*Work instructions*
Below are some records; repeat them all exactly, minus the pictures.

*Input data*
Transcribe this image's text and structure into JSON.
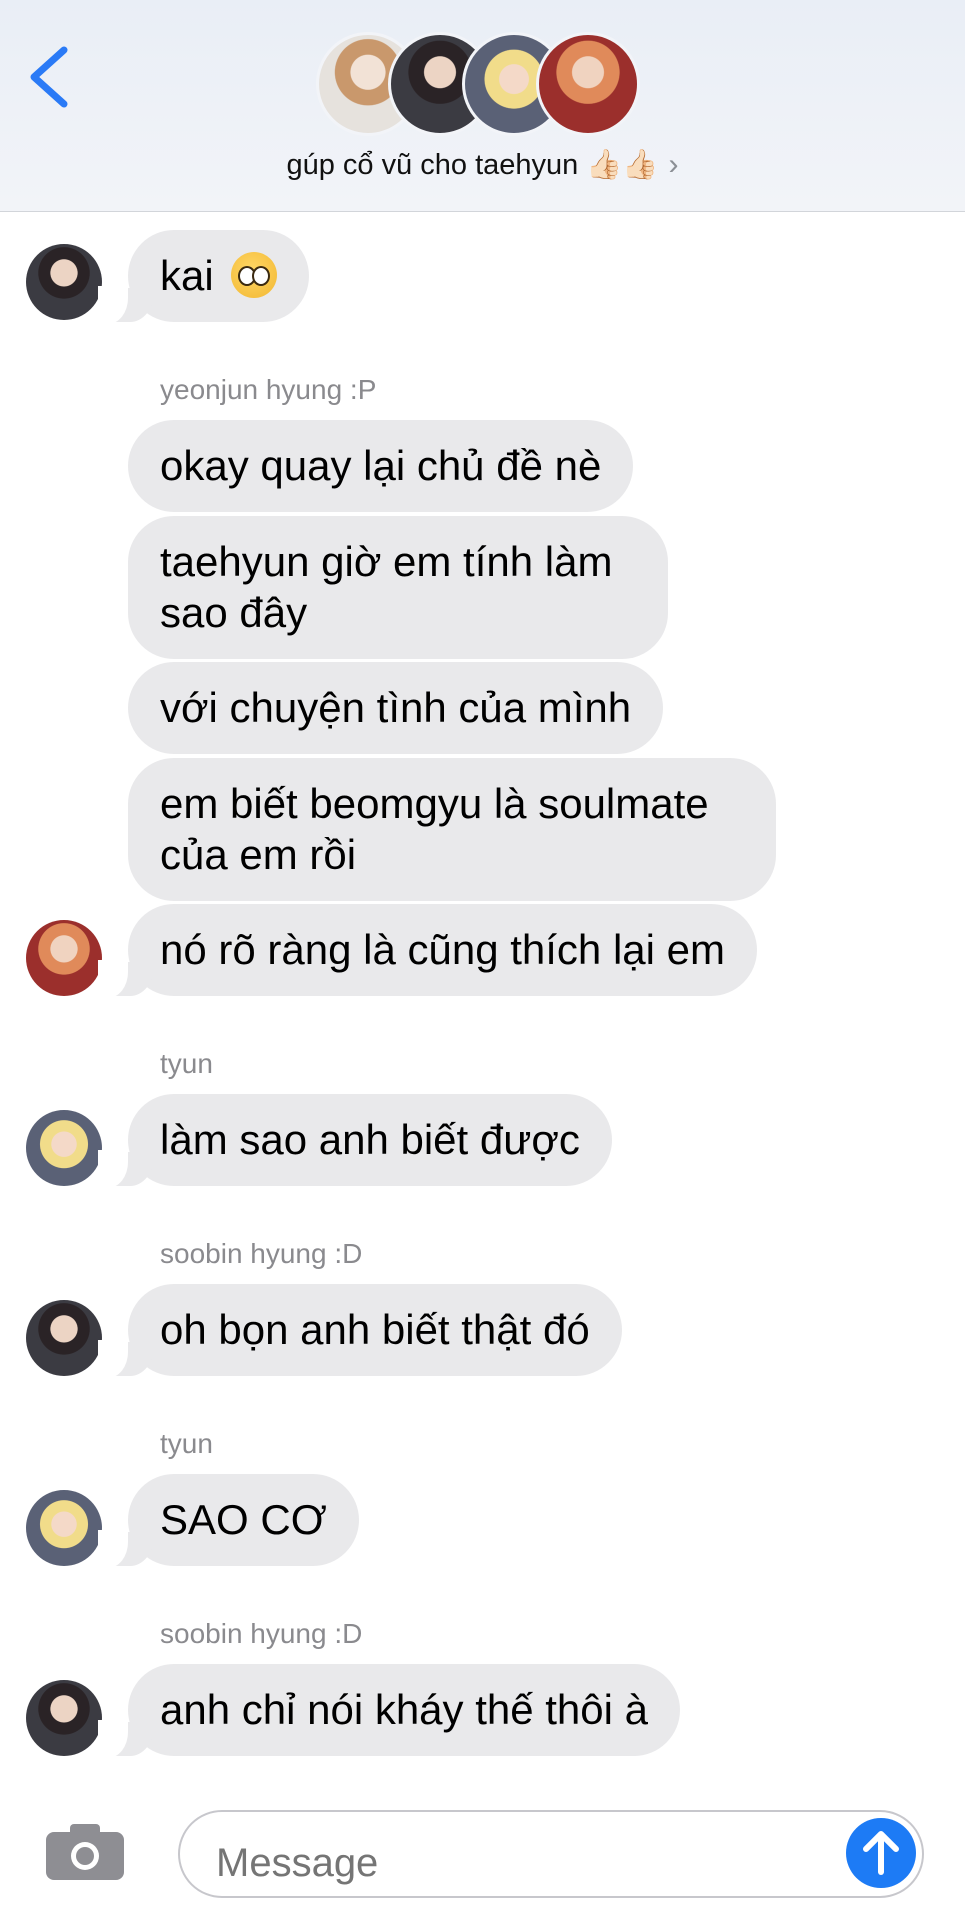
{
  "header": {
    "title": "gúp cổ vũ cho taehyun 👍🏻👍🏻",
    "back_icon": "chevron-left-icon",
    "info_icon": "chevron-right-icon"
  },
  "messages": [
    {
      "text": "kai",
      "emoji": "pleading-face-emoji"
    },
    {
      "sender": "yeonjun hyung :P"
    },
    {
      "text": "okay quay lại chủ đề nè"
    },
    {
      "text": "taehyun giờ em tính làm sao đây"
    },
    {
      "text": "với chuyện tình của mình"
    },
    {
      "text": "em biết beomgyu là soulmate của em rồi"
    },
    {
      "text": "nó rõ ràng là cũng thích lại em"
    },
    {
      "sender": "tyun"
    },
    {
      "text": "làm sao anh biết được"
    },
    {
      "sender": "soobin hyung :D"
    },
    {
      "text": "oh bọn anh biết thật đó"
    },
    {
      "sender": "tyun"
    },
    {
      "text": "SAO CƠ"
    },
    {
      "sender": "soobin hyung :D"
    },
    {
      "text": "anh chỉ nói kháy thế thôi à"
    }
  ],
  "composer": {
    "placeholder": "Message",
    "camera_icon": "camera-icon",
    "send_icon": "send-arrow-icon"
  },
  "colors": {
    "accent": "#1d7bf5",
    "bubble": "#e9e9eb"
  }
}
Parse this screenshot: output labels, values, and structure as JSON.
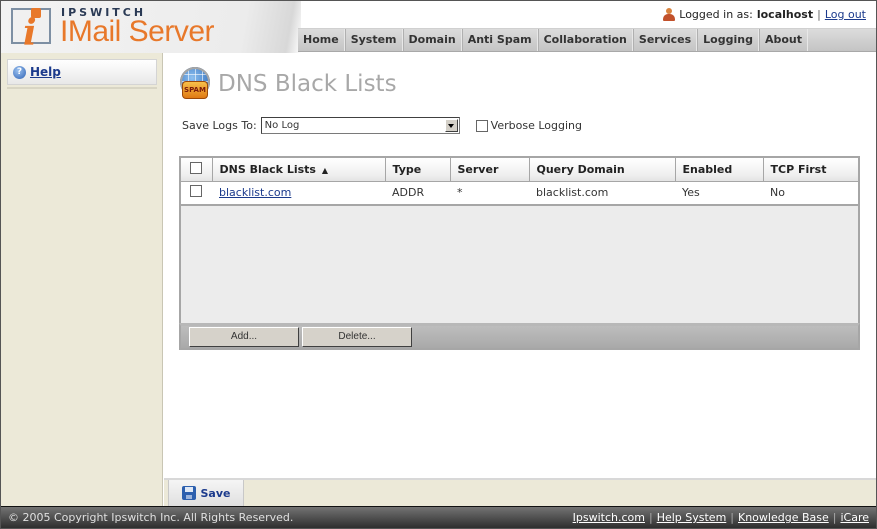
{
  "header": {
    "brand": "IPSWITCH",
    "product": "IMail Server",
    "logged_in_label": "Logged in as:",
    "username": "localhost",
    "separator": "|",
    "logout_label": "Log out"
  },
  "nav": {
    "items": [
      {
        "label": "Home"
      },
      {
        "label": "System"
      },
      {
        "label": "Domain"
      },
      {
        "label": "Anti Spam"
      },
      {
        "label": "Collaboration"
      },
      {
        "label": "Services"
      },
      {
        "label": "Logging"
      },
      {
        "label": "About"
      }
    ]
  },
  "sidebar": {
    "help_icon_glyph": "?",
    "help_label": "Help"
  },
  "page": {
    "icon_label": "SPAM",
    "title": "DNS Black Lists",
    "save_logs_label": "Save Logs To:",
    "save_logs_value": "No Log",
    "verbose_label": "Verbose Logging",
    "verbose_checked": false
  },
  "table": {
    "columns": [
      {
        "label": "DNS Black Lists",
        "sort": "▲"
      },
      {
        "label": "Type"
      },
      {
        "label": "Server"
      },
      {
        "label": "Query Domain"
      },
      {
        "label": "Enabled"
      },
      {
        "label": "TCP First"
      }
    ],
    "rows": [
      {
        "name": "blacklist.com",
        "type": "ADDR",
        "server": "*",
        "query_domain": "blacklist.com",
        "enabled": "Yes",
        "tcp_first": "No"
      }
    ],
    "add_label": "Add...",
    "delete_label": "Delete..."
  },
  "savebar": {
    "save_label": "Save"
  },
  "footer": {
    "copyright": "© 2005 Copyright Ipswitch Inc. All Rights Reserved.",
    "links": [
      {
        "label": "Ipswitch.com"
      },
      {
        "label": "Help System"
      },
      {
        "label": "Knowledge Base"
      },
      {
        "label": "iCare"
      }
    ],
    "separator": "|"
  },
  "colors": {
    "accent_orange": "#e8782a",
    "link_blue": "#1b3a8c",
    "sidebar_bg": "#ece9d8",
    "title_gray": "#a8a8a8"
  }
}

*Answer to the problem*
Transcribe this image's text and structure into JSON.
{
  "header": {
    "title": "gúp cổ vũ cho taehyun 👍🏻👍🏻",
    "back_icon": "chevron-left-icon",
    "info_icon": "chevron-right-icon"
  },
  "messages": [
    {
      "text": "kai",
      "emoji": "pleading-face-emoji"
    },
    {
      "sender": "yeonjun hyung :P"
    },
    {
      "text": "okay quay lại chủ đề nè"
    },
    {
      "text": "taehyun giờ em tính làm sao đây"
    },
    {
      "text": "với chuyện tình của mình"
    },
    {
      "text": "em biết beomgyu là soulmate của em rồi"
    },
    {
      "text": "nó rõ ràng là cũng thích lại em"
    },
    {
      "sender": "tyun"
    },
    {
      "text": "làm sao anh biết được"
    },
    {
      "sender": "soobin hyung :D"
    },
    {
      "text": "oh bọn anh biết thật đó"
    },
    {
      "sender": "tyun"
    },
    {
      "text": "SAO CƠ"
    },
    {
      "sender": "soobin hyung :D"
    },
    {
      "text": "anh chỉ nói kháy thế thôi à"
    }
  ],
  "composer": {
    "placeholder": "Message",
    "camera_icon": "camera-icon",
    "send_icon": "send-arrow-icon"
  },
  "colors": {
    "accent": "#1d7bf5",
    "bubble": "#e9e9eb"
  }
}
Parse this screenshot: output labels, values, and structure as JSON.
{
  "header": {
    "brand": "IPSWITCH",
    "product": "IMail Server",
    "logged_in_label": "Logged in as:",
    "username": "localhost",
    "separator": "|",
    "logout_label": "Log out"
  },
  "nav": {
    "items": [
      {
        "label": "Home"
      },
      {
        "label": "System"
      },
      {
        "label": "Domain"
      },
      {
        "label": "Anti Spam"
      },
      {
        "label": "Collaboration"
      },
      {
        "label": "Services"
      },
      {
        "label": "Logging"
      },
      {
        "label": "About"
      }
    ]
  },
  "sidebar": {
    "help_icon_glyph": "?",
    "help_label": "Help"
  },
  "page": {
    "icon_label": "SPAM",
    "title": "DNS Black Lists",
    "save_logs_label": "Save Logs To:",
    "save_logs_value": "No Log",
    "verbose_label": "Verbose Logging",
    "verbose_checked": false
  },
  "table": {
    "columns": [
      {
        "label": "DNS Black Lists",
        "sort": "▲"
      },
      {
        "label": "Type"
      },
      {
        "label": "Server"
      },
      {
        "label": "Query Domain"
      },
      {
        "label": "Enabled"
      },
      {
        "label": "TCP First"
      }
    ],
    "rows": [
      {
        "name": "blacklist.com",
        "type": "ADDR",
        "server": "*",
        "query_domain": "blacklist.com",
        "enabled": "Yes",
        "tcp_first": "No"
      }
    ],
    "add_label": "Add...",
    "delete_label": "Delete..."
  },
  "savebar": {
    "save_label": "Save"
  },
  "footer": {
    "copyright": "© 2005 Copyright Ipswitch Inc. All Rights Reserved.",
    "links": [
      {
        "label": "Ipswitch.com"
      },
      {
        "label": "Help System"
      },
      {
        "label": "Knowledge Base"
      },
      {
        "label": "iCare"
      }
    ],
    "separator": "|"
  },
  "colors": {
    "accent_orange": "#e8782a",
    "link_blue": "#1b3a8c",
    "sidebar_bg": "#ece9d8",
    "title_gray": "#a8a8a8"
  }
}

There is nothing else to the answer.